(WHAT IS REQUIRED) Return the whole listing, line for line, without the pictures in it.

(Data entries)

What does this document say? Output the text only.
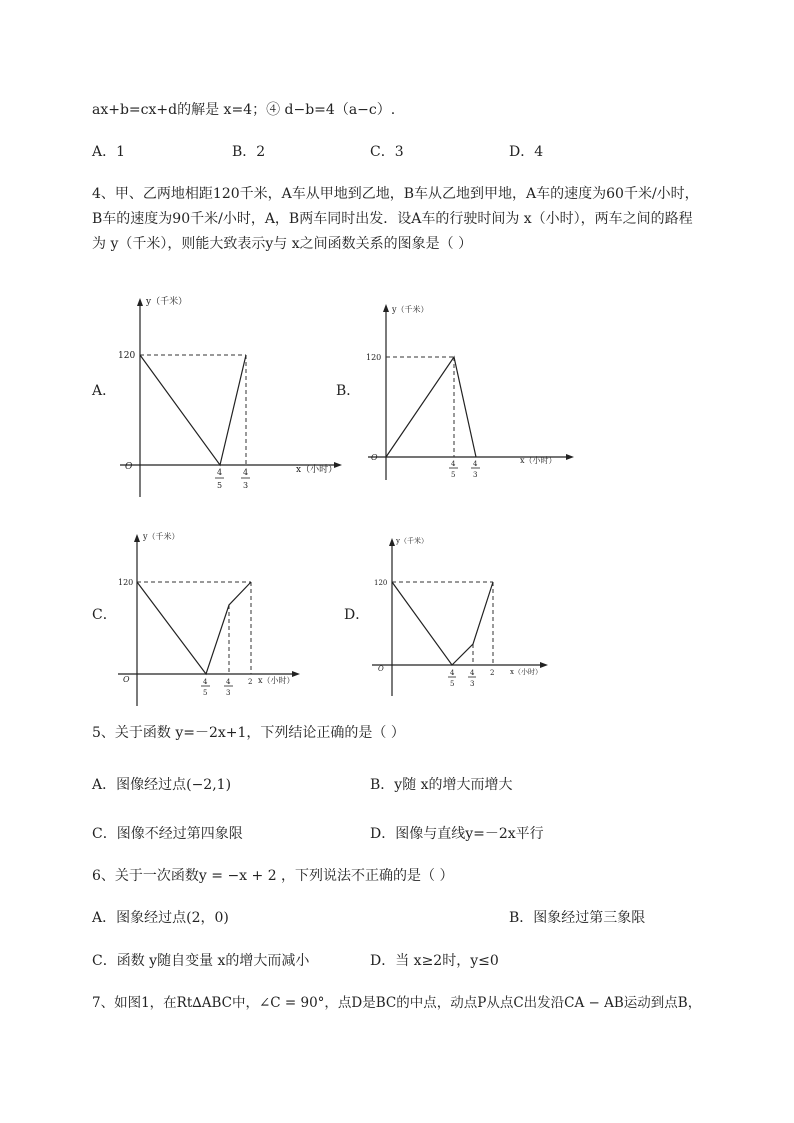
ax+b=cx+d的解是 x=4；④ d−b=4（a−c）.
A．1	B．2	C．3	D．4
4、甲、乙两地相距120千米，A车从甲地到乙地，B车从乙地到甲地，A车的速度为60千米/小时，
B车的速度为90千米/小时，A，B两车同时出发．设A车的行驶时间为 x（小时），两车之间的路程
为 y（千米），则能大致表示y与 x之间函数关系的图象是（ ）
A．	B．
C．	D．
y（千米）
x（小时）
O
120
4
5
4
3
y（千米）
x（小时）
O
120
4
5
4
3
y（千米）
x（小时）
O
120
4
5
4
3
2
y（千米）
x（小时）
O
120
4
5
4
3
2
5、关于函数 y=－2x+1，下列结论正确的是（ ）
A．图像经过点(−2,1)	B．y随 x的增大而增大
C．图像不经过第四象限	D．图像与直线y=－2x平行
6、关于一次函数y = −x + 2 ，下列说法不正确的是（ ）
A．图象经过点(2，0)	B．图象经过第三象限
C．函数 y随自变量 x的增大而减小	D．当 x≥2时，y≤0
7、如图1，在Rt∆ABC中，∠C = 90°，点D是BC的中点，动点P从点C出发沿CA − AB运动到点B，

(WRITTEN REPLY)
What does this document say? Output the text only.
ax+b=cx+d的解是 x=4；④ d−b=4（a−c）.
A．1	B．2	C．3	D．4
4、甲、乙两地相距120千米，A车从甲地到乙地，B车从乙地到甲地，A车的速度为60千米/小时，
B车的速度为90千米/小时，A，B两车同时出发．设A车的行驶时间为 x（小时），两车之间的路程
为 y（千米），则能大致表示y与 x之间函数关系的图象是（ ）
A．	B．
C．	D．
y（千米）
x（小时）
O
120
4
5
4
3
y（千米）
x（小时）
O
120
4
5
4
3
y（千米）
x（小时）
O
120
4
5
4
3
2
y（千米）
x（小时）
O
120
4
5
4
3
2
5、关于函数 y=－2x+1，下列结论正确的是（ ）
A．图像经过点(−2,1)	B．y随 x的增大而增大
C．图像不经过第四象限	D．图像与直线y=－2x平行
6、关于一次函数y = −x + 2 ，下列说法不正确的是（ ）
A．图象经过点(2，0)	B．图象经过第三象限
C．函数 y随自变量 x的增大而减小	D．当 x≥2时，y≤0
7、如图1，在Rt∆ABC中，∠C = 90°，点D是BC的中点，动点P从点C出发沿CA − AB运动到点B，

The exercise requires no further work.